-- ENTRIES SUPPLIED start --

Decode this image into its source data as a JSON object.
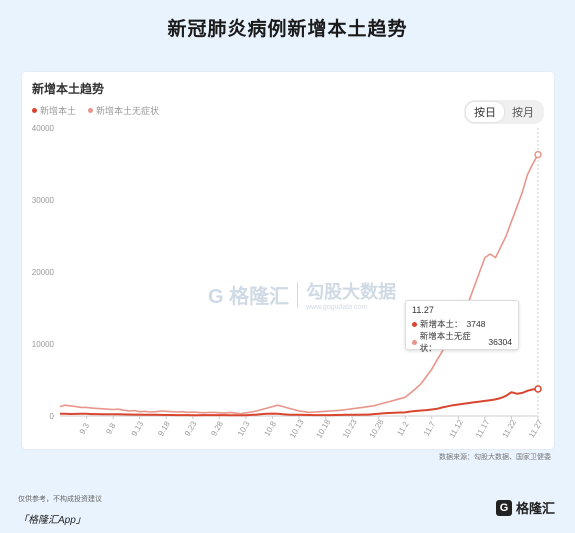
{
  "page": {
    "title": "新冠肺炎病例新增本土趋势",
    "footnote": "仅供参考，不构成投资建议",
    "app_label": "「格隆汇App」",
    "logo_text": "格隆汇",
    "logo_glyph": "G"
  },
  "card": {
    "title": "新增本土趋势",
    "toggle": {
      "day": "按日",
      "month": "按月"
    },
    "source": "数据来源：勾股大数据、国家卫健委",
    "watermark": {
      "logo": "格隆汇",
      "cn": "勾股大数据",
      "en": "www.gogudata.com",
      "glyph": "G"
    }
  },
  "tooltip": {
    "date": "11.27",
    "rows": [
      {
        "label": "新增本土：",
        "value": "3748",
        "color": "#d9452e"
      },
      {
        "label": "新增本土无症状：",
        "value": "36304",
        "color": "#e8958b"
      }
    ]
  },
  "colors": {
    "local": "#d9452e",
    "asymptomatic": "#e8958b",
    "axis": "#cccccc",
    "grid": "#eeeeee"
  },
  "chart_data": {
    "type": "line",
    "title": "新增本土趋势",
    "xlabel": "",
    "ylabel": "",
    "ylim": [
      0,
      40000
    ],
    "yticks": [
      0,
      10000,
      20000,
      30000,
      40000
    ],
    "xticks": [
      "9.3",
      "9.8",
      "9.13",
      "9.18",
      "9.23",
      "9.28",
      "10.3",
      "10.8",
      "10.13",
      "10.18",
      "10.23",
      "10.28",
      "11.2",
      "11.7",
      "11.12",
      "11.17",
      "11.22",
      "11.27"
    ],
    "grid": false,
    "legend": "top-left",
    "x": [
      "8.29",
      "8.30",
      "8.31",
      "9.1",
      "9.2",
      "9.3",
      "9.4",
      "9.5",
      "9.6",
      "9.7",
      "9.8",
      "9.9",
      "9.10",
      "9.11",
      "9.12",
      "9.13",
      "9.14",
      "9.15",
      "9.16",
      "9.17",
      "9.18",
      "9.19",
      "9.20",
      "9.21",
      "9.22",
      "9.23",
      "9.24",
      "9.25",
      "9.26",
      "9.27",
      "9.28",
      "9.29",
      "9.30",
      "10.1",
      "10.2",
      "10.3",
      "10.4",
      "10.5",
      "10.6",
      "10.7",
      "10.8",
      "10.9",
      "10.10",
      "10.11",
      "10.12",
      "10.13",
      "10.14",
      "10.15",
      "10.16",
      "10.17",
      "10.18",
      "10.19",
      "10.20",
      "10.21",
      "10.22",
      "10.23",
      "10.24",
      "10.25",
      "10.26",
      "10.27",
      "10.28",
      "10.29",
      "10.30",
      "10.31",
      "11.1",
      "11.2",
      "11.3",
      "11.4",
      "11.5",
      "11.6",
      "11.7",
      "11.8",
      "11.9",
      "11.10",
      "11.11",
      "11.12",
      "11.13",
      "11.14",
      "11.15",
      "11.16",
      "11.17",
      "11.18",
      "11.19",
      "11.20",
      "11.21",
      "11.22",
      "11.23",
      "11.24",
      "11.25",
      "11.26",
      "11.27"
    ],
    "series": [
      {
        "name": "新增本土",
        "color": "#d9452e",
        "values": [
          300,
          320,
          280,
          290,
          300,
          310,
          270,
          260,
          250,
          240,
          250,
          230,
          220,
          210,
          200,
          190,
          180,
          170,
          160,
          150,
          140,
          140,
          130,
          120,
          120,
          110,
          110,
          120,
          120,
          130,
          130,
          120,
          110,
          100,
          100,
          110,
          150,
          200,
          260,
          300,
          330,
          300,
          250,
          200,
          180,
          160,
          150,
          140,
          130,
          120,
          120,
          130,
          140,
          150,
          160,
          170,
          180,
          190,
          200,
          260,
          320,
          380,
          420,
          450,
          480,
          500,
          620,
          700,
          760,
          820,
          900,
          1000,
          1200,
          1350,
          1500,
          1600,
          1700,
          1800,
          1900,
          2000,
          2100,
          2200,
          2300,
          2500,
          2800,
          3300,
          3100,
          3200,
          3500,
          3700,
          3748
        ]
      },
      {
        "name": "新增本土无症状",
        "color": "#e8958b",
        "values": [
          1300,
          1500,
          1400,
          1300,
          1200,
          1200,
          1100,
          1050,
          1000,
          950,
          900,
          950,
          800,
          700,
          750,
          600,
          650,
          550,
          600,
          700,
          650,
          600,
          550,
          600,
          500,
          550,
          500,
          450,
          500,
          500,
          450,
          400,
          500,
          400,
          300,
          450,
          550,
          700,
          900,
          1100,
          1300,
          1500,
          1300,
          1100,
          900,
          700,
          600,
          500,
          550,
          600,
          650,
          700,
          750,
          800,
          900,
          1000,
          1100,
          1200,
          1300,
          1400,
          1600,
          1800,
          2000,
          2200,
          2400,
          2600,
          3200,
          3800,
          4500,
          5500,
          6500,
          7800,
          9000,
          10500,
          12000,
          13000,
          14500,
          16000,
          18000,
          20000,
          22000,
          22500,
          22000,
          23500,
          25000,
          27000,
          29000,
          31000,
          33500,
          35000,
          36304
        ]
      }
    ]
  }
}
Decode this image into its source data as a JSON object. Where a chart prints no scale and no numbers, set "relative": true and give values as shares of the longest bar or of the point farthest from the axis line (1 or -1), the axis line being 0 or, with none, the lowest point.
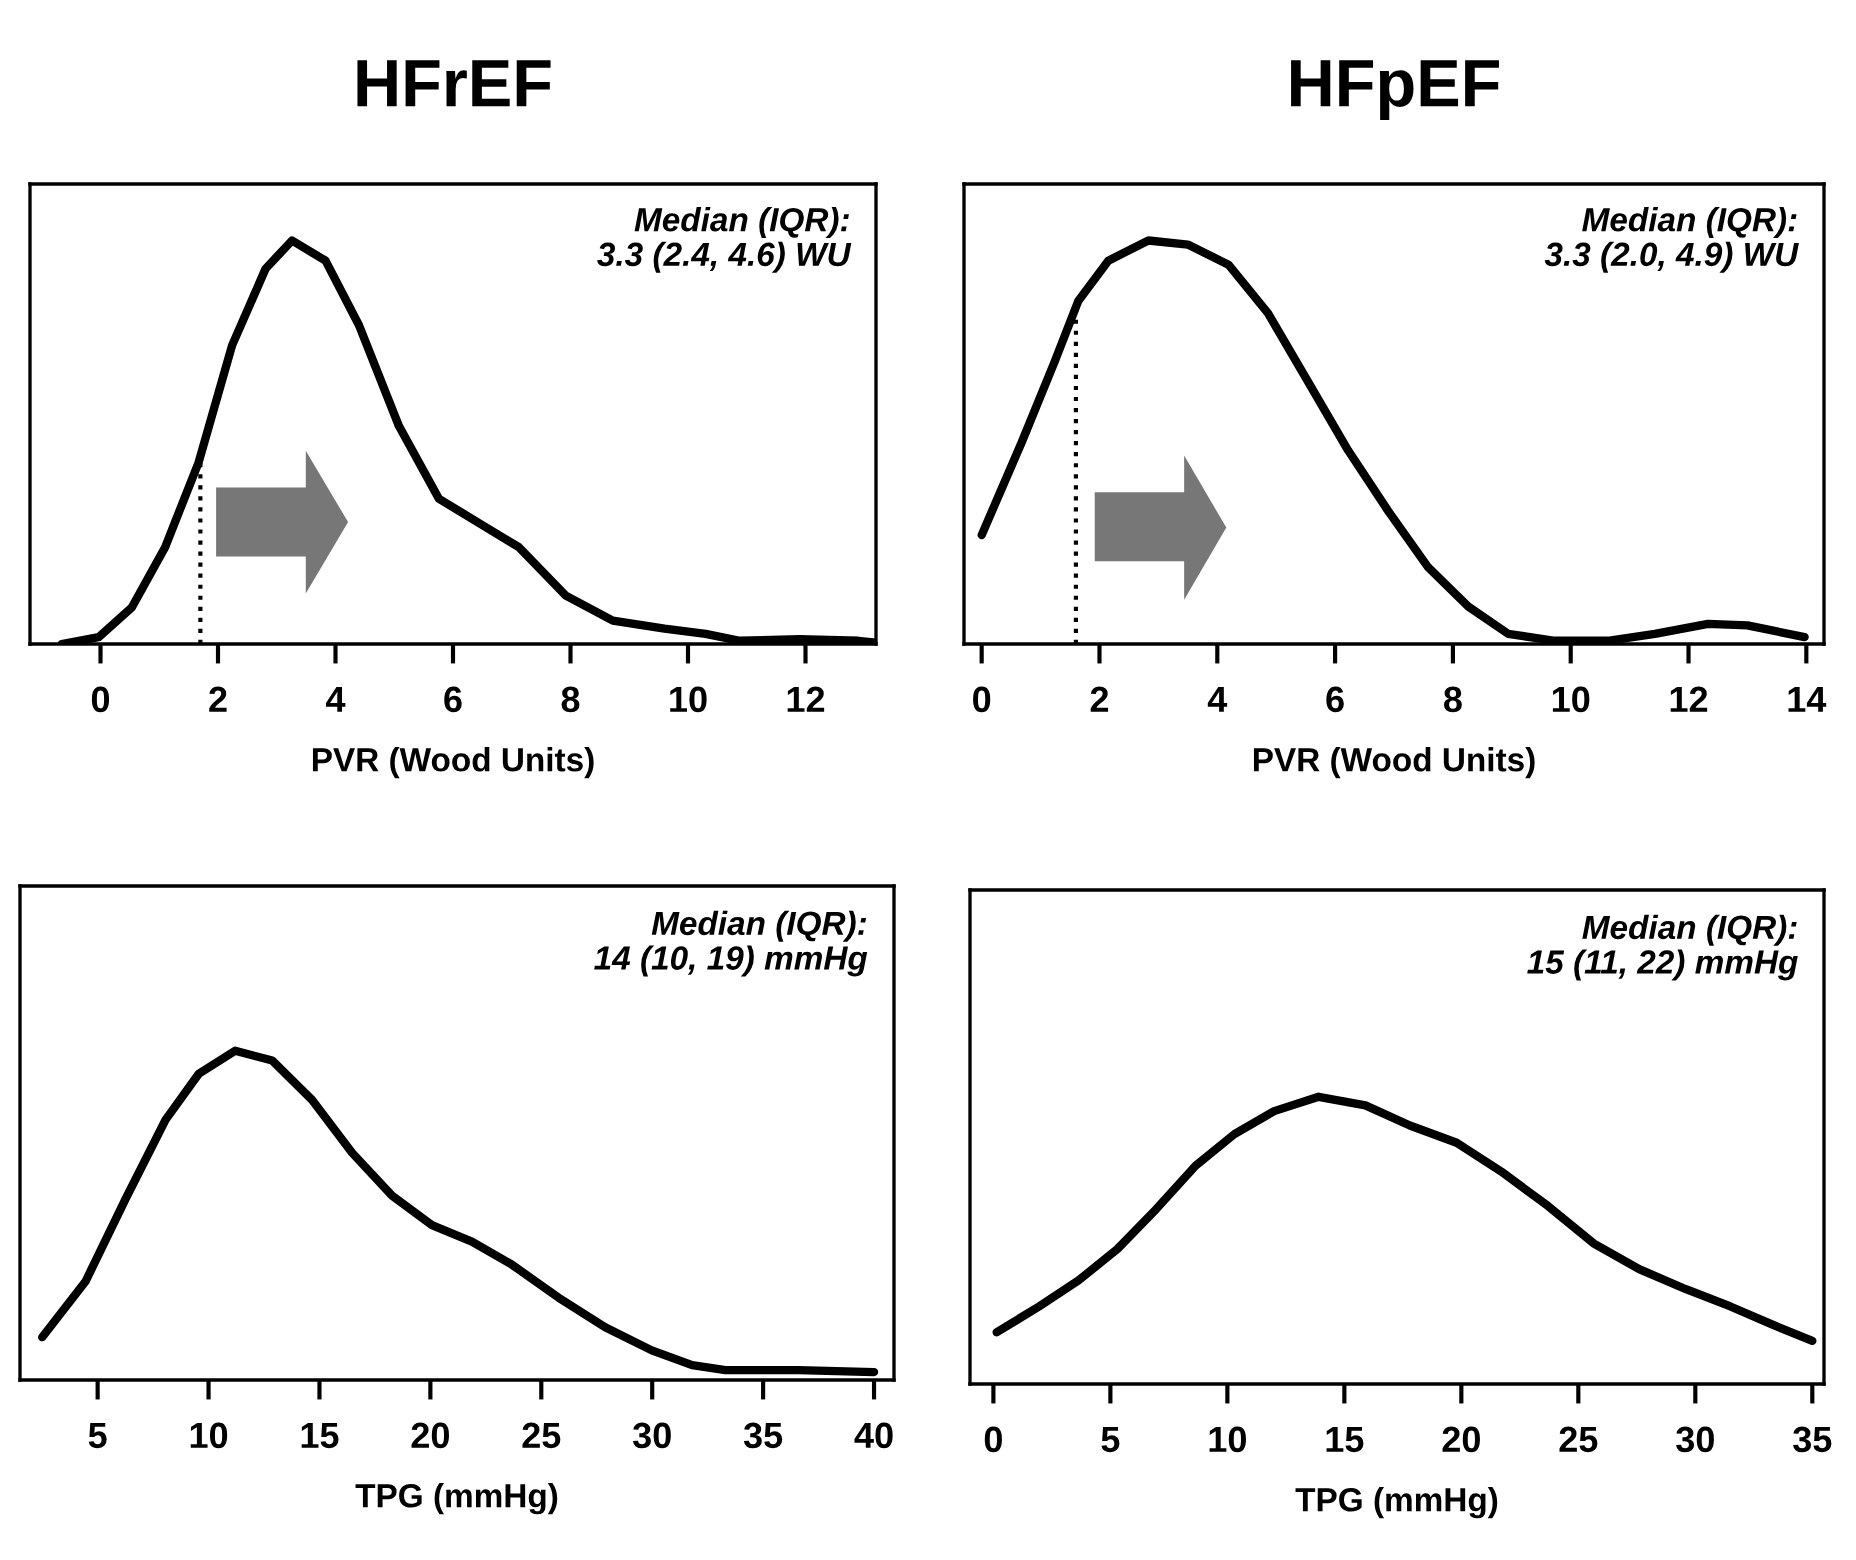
{
  "chart_data": [
    {
      "type": "line",
      "title": "HFrEF",
      "xlabel": "PVR (Wood Units)",
      "relative": true,
      "xlim": [
        -1.2,
        13.2
      ],
      "xticks": [
        0,
        2,
        4,
        6,
        8,
        10,
        12
      ],
      "annotations": [
        "Median (IQR):\n3.3 (2.4, 4.6) WU"
      ],
      "ref_lines": [
        {
          "axis": "x",
          "value": 1.7,
          "line_style": "dotted",
          "color": "#000000"
        }
      ],
      "series": [
        {
          "color": "#000000",
          "x": [
            -0.66,
            -0.03,
            0.53,
            1.1,
            1.67,
            2.24,
            2.81,
            3.26,
            3.83,
            4.4,
            5.08,
            5.76,
            6.44,
            7.12,
            7.92,
            8.72,
            9.6,
            10.3,
            10.88,
            11.9,
            12.9,
            13.2
          ],
          "values": [
            0,
            0.017,
            0.09,
            0.24,
            0.45,
            0.74,
            0.93,
            1.0,
            0.95,
            0.79,
            0.54,
            0.36,
            0.3,
            0.24,
            0.12,
            0.058,
            0.038,
            0.025,
            0.008,
            0.012,
            0.008,
            0.003
          ]
        }
      ]
    },
    {
      "type": "line",
      "title": "HFpEF",
      "xlabel": "PVR (Wood Units)",
      "relative": true,
      "xlim": [
        -0.3,
        14.3
      ],
      "xticks": [
        0,
        2,
        4,
        6,
        8,
        10,
        12,
        14
      ],
      "annotations": [
        "Median (IQR):\n3.3 (2.0, 4.9) WU"
      ],
      "ref_lines": [
        {
          "axis": "x",
          "value": 1.6,
          "line_style": "dotted",
          "color": "#000000"
        }
      ],
      "series": [
        {
          "color": "#000000",
          "x": [
            0,
            0.68,
            1.24,
            1.64,
            2.15,
            2.83,
            3.5,
            4.19,
            4.86,
            5.54,
            6.22,
            6.9,
            7.58,
            8.26,
            8.94,
            9.73,
            10.63,
            11.43,
            12.33,
            13.0,
            13.97
          ],
          "values": [
            0.27,
            0.5,
            0.7,
            0.85,
            0.95,
            1.0,
            0.99,
            0.94,
            0.82,
            0.65,
            0.48,
            0.33,
            0.19,
            0.093,
            0.025,
            0.008,
            0.008,
            0.025,
            0.05,
            0.046,
            0.017
          ]
        }
      ]
    },
    {
      "type": "line",
      "xlabel": "TPG (mmHg)",
      "relative": true,
      "xlim": [
        1.5,
        40.9
      ],
      "xticks": [
        5,
        10,
        15,
        20,
        25,
        30,
        35,
        40
      ],
      "annotations": [
        "Median (IQR):\n14 (10, 19) mmHg"
      ],
      "series": [
        {
          "color": "#000000",
          "x": [
            2.5,
            4.46,
            6.26,
            8.06,
            9.56,
            11.2,
            12.87,
            14.67,
            16.47,
            18.27,
            20.07,
            21.87,
            23.68,
            25.78,
            27.88,
            29.98,
            31.8,
            33.3,
            36.6,
            40.0
          ],
          "values": [
            0.13,
            0.3,
            0.55,
            0.79,
            0.93,
            1.0,
            0.97,
            0.85,
            0.69,
            0.56,
            0.47,
            0.42,
            0.35,
            0.25,
            0.16,
            0.09,
            0.045,
            0.03,
            0.03,
            0.024
          ]
        }
      ]
    },
    {
      "type": "line",
      "xlabel": "TPG (mmHg)",
      "relative": true,
      "xlim": [
        -1.0,
        35.5
      ],
      "xticks": [
        0,
        5,
        10,
        15,
        20,
        25,
        30,
        35
      ],
      "annotations": [
        "Median (IQR):\n15 (11, 22) mmHg"
      ],
      "series": [
        {
          "color": "#000000",
          "x": [
            0.14,
            1.95,
            3.63,
            5.3,
            6.97,
            8.64,
            10.3,
            12.0,
            13.9,
            15.9,
            17.8,
            19.8,
            21.7,
            23.7,
            25.65,
            27.6,
            29.6,
            31.5,
            33.2,
            35.0
          ],
          "values": [
            0.18,
            0.27,
            0.36,
            0.47,
            0.61,
            0.76,
            0.87,
            0.95,
            1.0,
            0.97,
            0.9,
            0.84,
            0.74,
            0.62,
            0.49,
            0.4,
            0.33,
            0.27,
            0.21,
            0.15
          ]
        }
      ]
    }
  ]
}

-- ENTRIES SUPPLIED end --

Using the records above, list each line that includes "mmHg".

ANSWER TO THIS TASK
      "xlabel": "TPG (mmHg)",
        "Median (IQR):\n14 (10, 19) mmHg"
      "xlabel": "TPG (mmHg)",
        "Median (IQR):\n15 (11, 22) mmHg"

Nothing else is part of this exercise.